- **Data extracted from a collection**
################

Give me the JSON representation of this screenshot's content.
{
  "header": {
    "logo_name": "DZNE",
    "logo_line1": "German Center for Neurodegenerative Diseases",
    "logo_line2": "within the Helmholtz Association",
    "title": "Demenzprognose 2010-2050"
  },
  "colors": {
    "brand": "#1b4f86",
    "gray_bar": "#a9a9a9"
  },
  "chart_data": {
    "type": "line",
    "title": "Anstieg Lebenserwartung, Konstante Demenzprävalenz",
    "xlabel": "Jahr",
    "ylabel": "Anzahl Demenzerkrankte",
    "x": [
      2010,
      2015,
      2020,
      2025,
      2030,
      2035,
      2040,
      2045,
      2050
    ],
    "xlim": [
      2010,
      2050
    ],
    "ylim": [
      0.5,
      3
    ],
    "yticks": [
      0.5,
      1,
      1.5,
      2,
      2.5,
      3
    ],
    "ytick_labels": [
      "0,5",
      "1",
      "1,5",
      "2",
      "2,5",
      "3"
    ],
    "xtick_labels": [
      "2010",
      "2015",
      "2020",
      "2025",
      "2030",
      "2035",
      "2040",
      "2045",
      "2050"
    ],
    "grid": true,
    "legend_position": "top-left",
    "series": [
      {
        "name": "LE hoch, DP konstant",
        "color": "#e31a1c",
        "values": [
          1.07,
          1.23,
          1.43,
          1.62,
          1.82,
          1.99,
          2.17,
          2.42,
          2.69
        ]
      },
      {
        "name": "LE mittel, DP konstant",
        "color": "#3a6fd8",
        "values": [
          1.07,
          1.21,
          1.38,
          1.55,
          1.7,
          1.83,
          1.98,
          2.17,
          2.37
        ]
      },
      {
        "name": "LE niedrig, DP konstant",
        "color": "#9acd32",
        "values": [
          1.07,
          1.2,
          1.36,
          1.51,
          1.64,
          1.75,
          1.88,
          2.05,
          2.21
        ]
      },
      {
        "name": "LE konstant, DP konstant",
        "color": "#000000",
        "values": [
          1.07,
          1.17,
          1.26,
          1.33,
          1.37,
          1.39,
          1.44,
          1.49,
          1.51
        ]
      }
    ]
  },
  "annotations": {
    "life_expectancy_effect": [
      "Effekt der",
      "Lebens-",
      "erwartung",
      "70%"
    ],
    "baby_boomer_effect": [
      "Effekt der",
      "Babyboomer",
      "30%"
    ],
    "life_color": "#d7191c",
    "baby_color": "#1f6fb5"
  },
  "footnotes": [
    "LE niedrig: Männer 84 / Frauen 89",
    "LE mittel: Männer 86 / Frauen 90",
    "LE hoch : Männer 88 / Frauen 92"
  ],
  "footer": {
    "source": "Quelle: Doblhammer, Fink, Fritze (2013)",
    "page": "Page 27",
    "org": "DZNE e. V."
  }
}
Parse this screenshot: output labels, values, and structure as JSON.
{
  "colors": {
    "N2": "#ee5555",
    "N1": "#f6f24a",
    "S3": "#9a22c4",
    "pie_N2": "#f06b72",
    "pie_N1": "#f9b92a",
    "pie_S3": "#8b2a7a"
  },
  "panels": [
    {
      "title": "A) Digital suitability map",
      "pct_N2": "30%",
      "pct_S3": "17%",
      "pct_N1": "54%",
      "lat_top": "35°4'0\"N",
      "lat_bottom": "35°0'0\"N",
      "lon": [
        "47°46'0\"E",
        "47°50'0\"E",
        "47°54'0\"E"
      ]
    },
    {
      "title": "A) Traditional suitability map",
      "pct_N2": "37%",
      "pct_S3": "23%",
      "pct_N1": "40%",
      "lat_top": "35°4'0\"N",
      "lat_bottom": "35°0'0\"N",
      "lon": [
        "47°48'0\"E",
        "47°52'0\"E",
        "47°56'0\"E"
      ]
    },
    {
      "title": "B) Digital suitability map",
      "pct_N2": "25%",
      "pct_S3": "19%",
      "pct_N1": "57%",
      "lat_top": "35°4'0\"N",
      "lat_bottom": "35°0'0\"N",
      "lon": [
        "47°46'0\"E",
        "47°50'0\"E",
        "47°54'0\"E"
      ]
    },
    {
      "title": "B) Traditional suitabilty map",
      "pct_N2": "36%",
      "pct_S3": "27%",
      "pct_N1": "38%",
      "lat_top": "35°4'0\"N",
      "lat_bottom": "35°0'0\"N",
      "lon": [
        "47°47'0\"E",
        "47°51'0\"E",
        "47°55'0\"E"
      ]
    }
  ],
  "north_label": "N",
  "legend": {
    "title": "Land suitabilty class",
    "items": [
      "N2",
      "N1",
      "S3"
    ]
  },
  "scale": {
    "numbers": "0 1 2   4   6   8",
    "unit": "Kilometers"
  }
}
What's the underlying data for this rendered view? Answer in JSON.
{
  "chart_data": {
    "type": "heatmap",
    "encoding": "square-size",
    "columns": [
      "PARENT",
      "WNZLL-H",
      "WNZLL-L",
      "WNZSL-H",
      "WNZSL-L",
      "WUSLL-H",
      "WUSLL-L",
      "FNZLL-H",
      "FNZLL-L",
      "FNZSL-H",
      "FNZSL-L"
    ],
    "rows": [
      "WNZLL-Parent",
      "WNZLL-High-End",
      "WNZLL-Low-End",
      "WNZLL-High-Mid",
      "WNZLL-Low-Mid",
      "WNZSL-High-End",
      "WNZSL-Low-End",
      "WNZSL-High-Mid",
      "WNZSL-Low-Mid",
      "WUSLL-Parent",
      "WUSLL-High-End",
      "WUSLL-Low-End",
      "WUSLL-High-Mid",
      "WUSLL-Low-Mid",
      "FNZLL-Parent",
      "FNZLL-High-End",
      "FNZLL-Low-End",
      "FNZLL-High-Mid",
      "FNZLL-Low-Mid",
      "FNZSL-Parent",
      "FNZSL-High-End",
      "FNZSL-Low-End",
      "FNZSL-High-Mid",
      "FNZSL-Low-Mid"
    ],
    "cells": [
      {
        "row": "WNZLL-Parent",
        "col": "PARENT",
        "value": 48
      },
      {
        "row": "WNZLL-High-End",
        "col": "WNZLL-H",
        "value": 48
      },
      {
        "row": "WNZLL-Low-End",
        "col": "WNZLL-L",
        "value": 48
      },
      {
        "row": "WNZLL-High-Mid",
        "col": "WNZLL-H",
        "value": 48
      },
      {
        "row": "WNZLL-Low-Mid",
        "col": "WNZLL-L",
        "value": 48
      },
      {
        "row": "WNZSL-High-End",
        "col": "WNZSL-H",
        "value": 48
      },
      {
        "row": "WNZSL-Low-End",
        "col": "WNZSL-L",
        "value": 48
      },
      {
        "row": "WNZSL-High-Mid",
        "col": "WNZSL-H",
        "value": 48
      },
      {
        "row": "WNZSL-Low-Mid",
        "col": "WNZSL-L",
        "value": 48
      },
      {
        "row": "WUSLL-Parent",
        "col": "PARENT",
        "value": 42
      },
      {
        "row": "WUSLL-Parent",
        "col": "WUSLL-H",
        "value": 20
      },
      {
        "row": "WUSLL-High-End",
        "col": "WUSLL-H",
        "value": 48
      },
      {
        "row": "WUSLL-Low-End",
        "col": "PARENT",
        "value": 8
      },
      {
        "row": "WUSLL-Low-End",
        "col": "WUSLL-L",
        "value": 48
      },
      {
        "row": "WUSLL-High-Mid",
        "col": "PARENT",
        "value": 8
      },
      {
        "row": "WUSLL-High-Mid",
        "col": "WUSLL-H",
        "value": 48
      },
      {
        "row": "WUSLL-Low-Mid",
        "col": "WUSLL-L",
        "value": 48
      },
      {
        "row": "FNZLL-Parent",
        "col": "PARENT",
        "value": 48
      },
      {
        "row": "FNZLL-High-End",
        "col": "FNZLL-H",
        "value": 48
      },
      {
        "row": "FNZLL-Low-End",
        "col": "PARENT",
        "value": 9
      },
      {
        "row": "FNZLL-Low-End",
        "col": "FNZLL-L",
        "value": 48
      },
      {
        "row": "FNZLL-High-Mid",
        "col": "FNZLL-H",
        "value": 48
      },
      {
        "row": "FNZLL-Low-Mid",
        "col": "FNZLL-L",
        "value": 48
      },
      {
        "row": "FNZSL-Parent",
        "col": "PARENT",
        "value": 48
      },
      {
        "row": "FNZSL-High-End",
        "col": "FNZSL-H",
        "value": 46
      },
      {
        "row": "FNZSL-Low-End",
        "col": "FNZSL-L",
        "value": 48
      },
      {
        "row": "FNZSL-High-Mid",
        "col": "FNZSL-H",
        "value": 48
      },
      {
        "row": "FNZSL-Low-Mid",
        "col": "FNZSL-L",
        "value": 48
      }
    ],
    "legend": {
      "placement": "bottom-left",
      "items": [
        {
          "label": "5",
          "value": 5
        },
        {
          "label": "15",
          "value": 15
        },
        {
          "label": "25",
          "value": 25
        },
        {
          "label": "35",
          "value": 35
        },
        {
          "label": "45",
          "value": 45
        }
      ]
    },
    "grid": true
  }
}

################

- **What needs to be done**
Find the string "JSON" in the records, then copy each line where it occurs.

- **The answer**
Give me the JSON representation of this screenshot's content.
Parse this screenshot: output labels, values, and structure as JSON.
What's the underlying data for this rendered view? Answer in JSON.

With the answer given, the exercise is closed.